Begin SOURCE RECORDS
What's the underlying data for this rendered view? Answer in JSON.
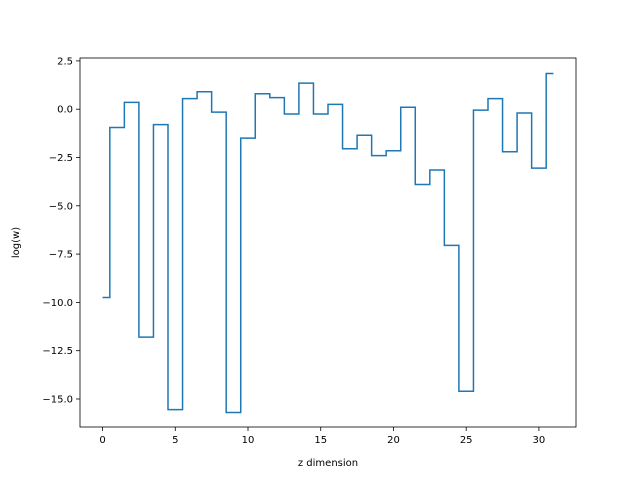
{
  "chart_data": {
    "type": "line",
    "drawstyle": "steps-mid",
    "title": "",
    "xlabel": "z dimension",
    "ylabel": "log(w)",
    "xlim": [
      -1.55,
      32.55
    ],
    "ylim": [
      -16.45,
      2.65
    ],
    "xticks": [
      0,
      5,
      10,
      15,
      20,
      25,
      30
    ],
    "xtick_labels": [
      "0",
      "5",
      "10",
      "15",
      "20",
      "25",
      "30"
    ],
    "yticks": [
      2.5,
      0.0,
      -2.5,
      -5.0,
      -7.5,
      -10.0,
      -12.5,
      -15.0
    ],
    "ytick_labels": [
      "2.5",
      "0.0",
      "−2.5",
      "−5.0",
      "−7.5",
      "−10.0",
      "−12.5",
      "−15.0"
    ],
    "grid": false,
    "series_color": "#1f77b4",
    "series": [
      {
        "x": [
          0,
          1,
          2,
          3,
          4,
          5,
          6,
          7,
          8,
          9,
          10,
          11,
          12,
          13,
          14,
          15,
          16,
          17,
          18,
          19,
          20,
          21,
          22,
          23,
          24,
          25,
          26,
          27,
          28,
          29,
          30,
          31
        ],
        "values": [
          -9.75,
          -0.95,
          0.35,
          -11.8,
          -0.8,
          -15.55,
          0.55,
          0.9,
          -0.15,
          -15.7,
          -1.5,
          0.8,
          0.6,
          -0.25,
          1.35,
          -0.25,
          0.25,
          -2.05,
          -1.35,
          -2.4,
          -2.15,
          0.1,
          -3.9,
          -3.15,
          -7.05,
          -14.6,
          -0.05,
          0.55,
          -2.2,
          -0.2,
          -3.05,
          1.85
        ]
      }
    ]
  }
}
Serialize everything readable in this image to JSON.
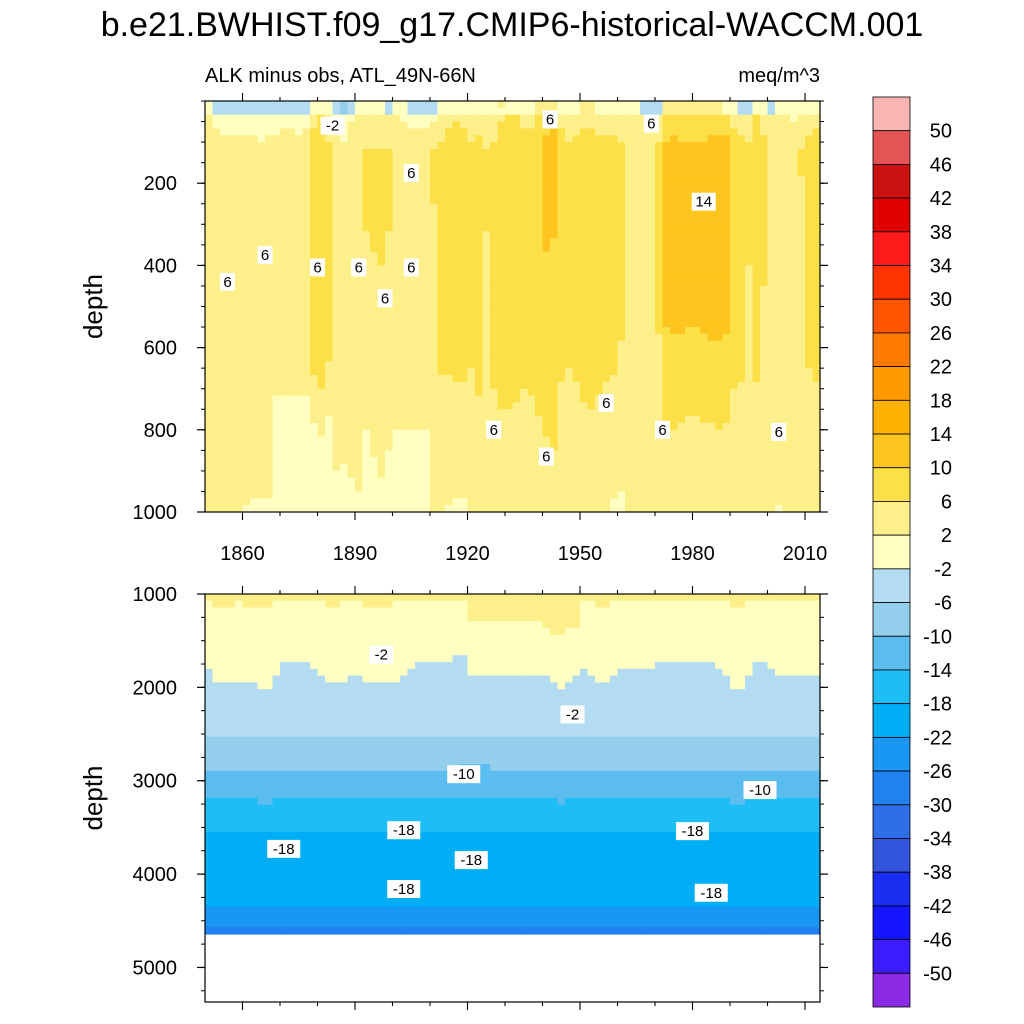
{
  "chart_data": {
    "type": "heatmap",
    "title": "b.e21.BWHIST.f09_g17.CMIP6-historical-WACCM.001",
    "variable_label": "ALK minus obs, ATL_49N-66N",
    "units": "meq/m^3",
    "colorbar": {
      "levels": [
        "50",
        "46",
        "42",
        "38",
        "34",
        "30",
        "26",
        "22",
        "18",
        "14",
        "10",
        "6",
        "2",
        "-2",
        "-6",
        "-10",
        "-14",
        "-18",
        "-22",
        "-26",
        "-30",
        "-34",
        "-38",
        "-42",
        "-46",
        "-50"
      ],
      "colors": [
        "#fbb4b4",
        "#e55454",
        "#cc1111",
        "#e00000",
        "#ff1a1a",
        "#ff3300",
        "#ff5500",
        "#ff7a00",
        "#ff9a00",
        "#ffb300",
        "#fdc51d",
        "#fde047",
        "#fdf08a",
        "#ffffc2",
        "#b3dcf3",
        "#94ceed",
        "#5bbcef",
        "#1ebdf5",
        "#00aef6",
        "#1a97f5",
        "#2081f0",
        "#2e6ee8",
        "#3355dd",
        "#1b2df0",
        "#1515ff",
        "#3d1cff",
        "#8b2be6"
      ]
    },
    "panels": [
      {
        "name": "upper",
        "xlim": [
          1850,
          2014
        ],
        "ylim": [
          1000,
          0
        ],
        "ylabel": "depth",
        "xticks": [
          "1860",
          "1890",
          "1920",
          "1950",
          "1980",
          "2010"
        ],
        "yticks": [
          "200",
          "400",
          "600",
          "800",
          "1000"
        ],
        "contour_labels": [
          {
            "text": "-2",
            "year": 1884,
            "depth": 60
          },
          {
            "text": "6",
            "year": 1942,
            "depth": 45
          },
          {
            "text": "6",
            "year": 1969,
            "depth": 55
          },
          {
            "text": "6",
            "year": 1905,
            "depth": 175
          },
          {
            "text": "14",
            "year": 1983,
            "depth": 245
          },
          {
            "text": "6",
            "year": 1866,
            "depth": 375
          },
          {
            "text": "6",
            "year": 1880,
            "depth": 405
          },
          {
            "text": "6",
            "year": 1891,
            "depth": 405
          },
          {
            "text": "6",
            "year": 1905,
            "depth": 405
          },
          {
            "text": "6",
            "year": 1856,
            "depth": 440
          },
          {
            "text": "6",
            "year": 1898,
            "depth": 480
          },
          {
            "text": "6",
            "year": 1957,
            "depth": 735
          },
          {
            "text": "6",
            "year": 1927,
            "depth": 800
          },
          {
            "text": "6",
            "year": 1972,
            "depth": 800
          },
          {
            "text": "6",
            "year": 2003,
            "depth": 805
          },
          {
            "text": "6",
            "year": 1941,
            "depth": 865
          }
        ]
      },
      {
        "name": "lower",
        "xlim": [
          1850,
          2014
        ],
        "ylim": [
          5370,
          1000
        ],
        "bottom_of_data": 4620,
        "ylabel": "depth",
        "yticks": [
          "1000",
          "2000",
          "3000",
          "4000",
          "5000"
        ],
        "contour_labels": [
          {
            "text": "-2",
            "year": 1897,
            "depth": 1650
          },
          {
            "text": "-2",
            "year": 1948,
            "depth": 2290
          },
          {
            "text": "-10",
            "year": 1919,
            "depth": 2930
          },
          {
            "text": "-10",
            "year": 1998,
            "depth": 3100
          },
          {
            "text": "-18",
            "year": 1903,
            "depth": 3530
          },
          {
            "text": "-18",
            "year": 1980,
            "depth": 3540
          },
          {
            "text": "-18",
            "year": 1871,
            "depth": 3730
          },
          {
            "text": "-18",
            "year": 1921,
            "depth": 3850
          },
          {
            "text": "-18",
            "year": 1903,
            "depth": 4160
          },
          {
            "text": "-18",
            "year": 1985,
            "depth": 4200
          }
        ]
      }
    ]
  }
}
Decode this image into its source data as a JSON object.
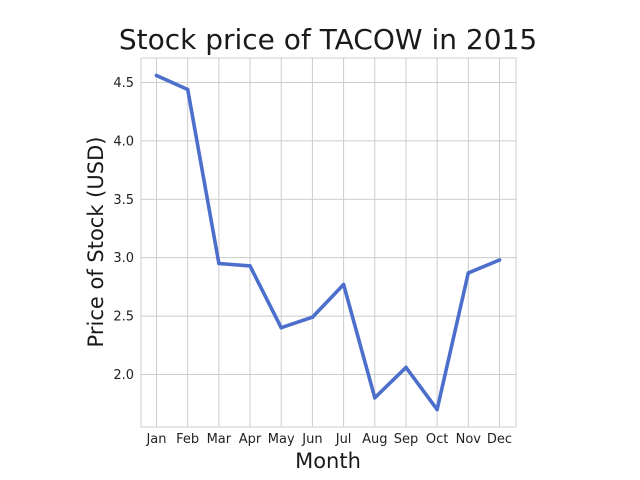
{
  "chart_data": {
    "type": "line",
    "title": "Stock price of TACOW in 2015",
    "xlabel": "Month",
    "ylabel": "Price of Stock (USD)",
    "categories": [
      "Jan",
      "Feb",
      "Mar",
      "Apr",
      "May",
      "Jun",
      "Jul",
      "Aug",
      "Sep",
      "Oct",
      "Nov",
      "Dec"
    ],
    "series": [
      {
        "values": [
          4.56,
          4.44,
          2.95,
          2.93,
          2.4,
          2.49,
          2.77,
          1.8,
          2.06,
          1.7,
          2.87,
          2.98
        ]
      }
    ],
    "yticks": [
      2.0,
      2.5,
      3.0,
      3.5,
      4.0,
      4.5
    ],
    "ytick_labels": [
      "2.0",
      "2.5",
      "3.0",
      "3.5",
      "4.0",
      "4.5"
    ],
    "ylim": [
      1.55,
      4.71
    ],
    "grid": true,
    "legend": "none",
    "colors": {
      "line": "#4C6FCC",
      "grid": "#cccccc",
      "text": "#1a1a1a"
    }
  }
}
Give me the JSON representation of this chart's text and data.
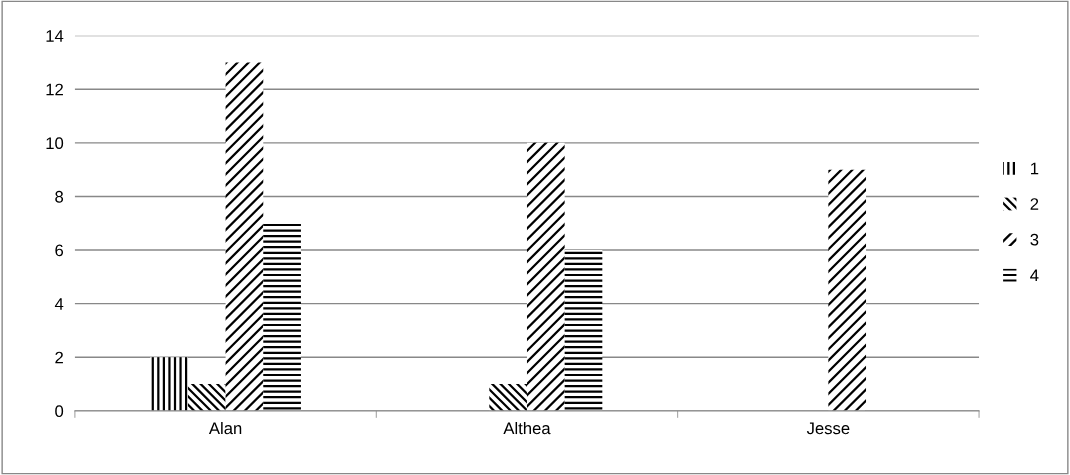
{
  "chart_data": {
    "type": "bar",
    "categories": [
      "Alan",
      "Althea",
      "Jesse"
    ],
    "series": [
      {
        "name": "1",
        "color": "#000000",
        "values": [
          2,
          null,
          null
        ]
      },
      {
        "name": "2",
        "color": "#000000",
        "values": [
          1,
          1,
          null
        ]
      },
      {
        "name": "3",
        "color": "#000000",
        "values": [
          13,
          10,
          9
        ]
      },
      {
        "name": "4",
        "color": "#000000",
        "values": [
          7,
          6,
          null
        ]
      }
    ],
    "ylim": [
      0,
      14
    ],
    "yticks": [
      0,
      2,
      4,
      6,
      8,
      10,
      12,
      14
    ],
    "grid": "y",
    "legend": "right"
  }
}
End SOURCE RECORDS
Find each line in the records holding the string "this" and show it.

— EXERCISE OUTPUT —
What's the underlying data for this rendered view? Answer in JSON.
Serialize everything readable in this image to JSON.
Decode this image into its source data as a JSON object.
Give me the JSON representation of this chart's text and data.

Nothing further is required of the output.